Each entry below should be reproduced character for character.

- - - - - - -

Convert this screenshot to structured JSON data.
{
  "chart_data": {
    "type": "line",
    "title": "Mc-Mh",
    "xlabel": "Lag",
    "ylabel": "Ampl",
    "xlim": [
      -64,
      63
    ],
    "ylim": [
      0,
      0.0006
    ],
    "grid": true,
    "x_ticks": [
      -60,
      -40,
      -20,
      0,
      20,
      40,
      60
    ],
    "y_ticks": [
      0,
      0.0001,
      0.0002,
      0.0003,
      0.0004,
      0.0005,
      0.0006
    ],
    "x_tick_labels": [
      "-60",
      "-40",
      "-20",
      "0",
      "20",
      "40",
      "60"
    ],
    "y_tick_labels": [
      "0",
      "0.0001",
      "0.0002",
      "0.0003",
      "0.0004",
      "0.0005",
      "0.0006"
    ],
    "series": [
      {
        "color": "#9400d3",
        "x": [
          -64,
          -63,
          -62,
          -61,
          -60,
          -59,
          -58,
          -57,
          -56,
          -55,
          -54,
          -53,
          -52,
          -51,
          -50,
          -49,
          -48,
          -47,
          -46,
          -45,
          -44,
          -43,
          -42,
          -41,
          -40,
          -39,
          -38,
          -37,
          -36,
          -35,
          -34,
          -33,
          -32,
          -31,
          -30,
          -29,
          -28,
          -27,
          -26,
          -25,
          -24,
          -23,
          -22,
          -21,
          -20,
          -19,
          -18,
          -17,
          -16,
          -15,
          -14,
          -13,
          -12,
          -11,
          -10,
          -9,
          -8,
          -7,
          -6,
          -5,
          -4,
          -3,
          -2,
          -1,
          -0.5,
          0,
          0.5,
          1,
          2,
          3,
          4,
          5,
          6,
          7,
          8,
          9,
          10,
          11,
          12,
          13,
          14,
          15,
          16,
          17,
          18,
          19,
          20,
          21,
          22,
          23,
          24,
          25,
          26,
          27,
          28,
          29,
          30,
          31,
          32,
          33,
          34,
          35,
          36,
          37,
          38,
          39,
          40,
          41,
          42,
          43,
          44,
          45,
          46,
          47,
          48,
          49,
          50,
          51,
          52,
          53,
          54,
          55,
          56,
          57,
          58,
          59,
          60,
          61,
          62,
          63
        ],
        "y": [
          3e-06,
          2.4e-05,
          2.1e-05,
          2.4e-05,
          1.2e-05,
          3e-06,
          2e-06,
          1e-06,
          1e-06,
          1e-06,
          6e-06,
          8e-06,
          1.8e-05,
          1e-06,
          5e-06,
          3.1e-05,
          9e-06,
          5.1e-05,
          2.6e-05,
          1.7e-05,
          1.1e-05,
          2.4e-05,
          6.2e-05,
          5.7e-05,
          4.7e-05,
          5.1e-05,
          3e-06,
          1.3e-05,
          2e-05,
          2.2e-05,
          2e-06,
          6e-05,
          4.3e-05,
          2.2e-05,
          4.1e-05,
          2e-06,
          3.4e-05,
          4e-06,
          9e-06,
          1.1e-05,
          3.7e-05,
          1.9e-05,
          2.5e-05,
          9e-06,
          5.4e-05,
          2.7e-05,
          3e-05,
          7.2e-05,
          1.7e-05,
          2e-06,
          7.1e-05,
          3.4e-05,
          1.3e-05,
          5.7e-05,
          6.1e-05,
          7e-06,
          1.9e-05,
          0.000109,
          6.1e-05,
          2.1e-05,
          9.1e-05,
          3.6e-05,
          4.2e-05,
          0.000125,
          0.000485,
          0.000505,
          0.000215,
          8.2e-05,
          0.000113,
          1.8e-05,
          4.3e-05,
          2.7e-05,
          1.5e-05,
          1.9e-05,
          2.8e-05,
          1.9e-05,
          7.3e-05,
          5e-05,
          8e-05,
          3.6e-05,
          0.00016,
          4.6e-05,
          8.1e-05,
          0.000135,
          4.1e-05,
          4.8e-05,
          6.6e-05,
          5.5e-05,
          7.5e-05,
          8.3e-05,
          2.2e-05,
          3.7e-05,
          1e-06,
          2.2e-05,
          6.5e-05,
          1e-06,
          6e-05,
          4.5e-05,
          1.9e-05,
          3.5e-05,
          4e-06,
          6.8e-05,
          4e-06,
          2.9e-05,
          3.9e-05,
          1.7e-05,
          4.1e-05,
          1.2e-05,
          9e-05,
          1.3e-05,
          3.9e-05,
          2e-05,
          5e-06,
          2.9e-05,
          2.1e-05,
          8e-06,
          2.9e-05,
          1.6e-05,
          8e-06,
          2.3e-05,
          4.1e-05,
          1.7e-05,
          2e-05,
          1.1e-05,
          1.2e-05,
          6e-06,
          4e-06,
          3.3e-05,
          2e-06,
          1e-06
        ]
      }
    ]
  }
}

- - - - - - -

EXPECTED ANSWER:
Convert this screenshot to structured JSON data.
{
  "chart_data": {
    "type": "line",
    "title": "Mc-Mh",
    "xlabel": "Lag",
    "ylabel": "Ampl",
    "xlim": [
      -64,
      63
    ],
    "ylim": [
      0,
      0.0006
    ],
    "grid": true,
    "x_ticks": [
      -60,
      -40,
      -20,
      0,
      20,
      40,
      60
    ],
    "y_ticks": [
      0,
      0.0001,
      0.0002,
      0.0003,
      0.0004,
      0.0005,
      0.0006
    ],
    "x_tick_labels": [
      "-60",
      "-40",
      "-20",
      "0",
      "20",
      "40",
      "60"
    ],
    "y_tick_labels": [
      "0",
      "0.0001",
      "0.0002",
      "0.0003",
      "0.0004",
      "0.0005",
      "0.0006"
    ],
    "series": [
      {
        "color": "#9400d3",
        "x": [
          -64,
          -63,
          -62,
          -61,
          -60,
          -59,
          -58,
          -57,
          -56,
          -55,
          -54,
          -53,
          -52,
          -51,
          -50,
          -49,
          -48,
          -47,
          -46,
          -45,
          -44,
          -43,
          -42,
          -41,
          -40,
          -39,
          -38,
          -37,
          -36,
          -35,
          -34,
          -33,
          -32,
          -31,
          -30,
          -29,
          -28,
          -27,
          -26,
          -25,
          -24,
          -23,
          -22,
          -21,
          -20,
          -19,
          -18,
          -17,
          -16,
          -15,
          -14,
          -13,
          -12,
          -11,
          -10,
          -9,
          -8,
          -7,
          -6,
          -5,
          -4,
          -3,
          -2,
          -1,
          -0.5,
          0,
          0.5,
          1,
          2,
          3,
          4,
          5,
          6,
          7,
          8,
          9,
          10,
          11,
          12,
          13,
          14,
          15,
          16,
          17,
          18,
          19,
          20,
          21,
          22,
          23,
          24,
          25,
          26,
          27,
          28,
          29,
          30,
          31,
          32,
          33,
          34,
          35,
          36,
          37,
          38,
          39,
          40,
          41,
          42,
          43,
          44,
          45,
          46,
          47,
          48,
          49,
          50,
          51,
          52,
          53,
          54,
          55,
          56,
          57,
          58,
          59,
          60,
          61,
          62,
          63
        ],
        "y": [
          3e-06,
          2.4e-05,
          2.1e-05,
          2.4e-05,
          1.2e-05,
          3e-06,
          2e-06,
          1e-06,
          1e-06,
          1e-06,
          6e-06,
          8e-06,
          1.8e-05,
          1e-06,
          5e-06,
          3.1e-05,
          9e-06,
          5.1e-05,
          2.6e-05,
          1.7e-05,
          1.1e-05,
          2.4e-05,
          6.2e-05,
          5.7e-05,
          4.7e-05,
          5.1e-05,
          3e-06,
          1.3e-05,
          2e-05,
          2.2e-05,
          2e-06,
          6e-05,
          4.3e-05,
          2.2e-05,
          4.1e-05,
          2e-06,
          3.4e-05,
          4e-06,
          9e-06,
          1.1e-05,
          3.7e-05,
          1.9e-05,
          2.5e-05,
          9e-06,
          5.4e-05,
          2.7e-05,
          3e-05,
          7.2e-05,
          1.7e-05,
          2e-06,
          7.1e-05,
          3.4e-05,
          1.3e-05,
          5.7e-05,
          6.1e-05,
          7e-06,
          1.9e-05,
          0.000109,
          6.1e-05,
          2.1e-05,
          9.1e-05,
          3.6e-05,
          4.2e-05,
          0.000125,
          0.000485,
          0.000505,
          0.000215,
          8.2e-05,
          0.000113,
          1.8e-05,
          4.3e-05,
          2.7e-05,
          1.5e-05,
          1.9e-05,
          2.8e-05,
          1.9e-05,
          7.3e-05,
          5e-05,
          8e-05,
          3.6e-05,
          0.00016,
          4.6e-05,
          8.1e-05,
          0.000135,
          4.1e-05,
          4.8e-05,
          6.6e-05,
          5.5e-05,
          7.5e-05,
          8.3e-05,
          2.2e-05,
          3.7e-05,
          1e-06,
          2.2e-05,
          6.5e-05,
          1e-06,
          6e-05,
          4.5e-05,
          1.9e-05,
          3.5e-05,
          4e-06,
          6.8e-05,
          4e-06,
          2.9e-05,
          3.9e-05,
          1.7e-05,
          4.1e-05,
          1.2e-05,
          9e-05,
          1.3e-05,
          3.9e-05,
          2e-05,
          5e-06,
          2.9e-05,
          2.1e-05,
          8e-06,
          2.9e-05,
          1.6e-05,
          8e-06,
          2.3e-05,
          4.1e-05,
          1.7e-05,
          2e-05,
          1.1e-05,
          1.2e-05,
          6e-06,
          4e-06,
          3.3e-05,
          2e-06,
          1e-06
        ]
      }
    ]
  }
}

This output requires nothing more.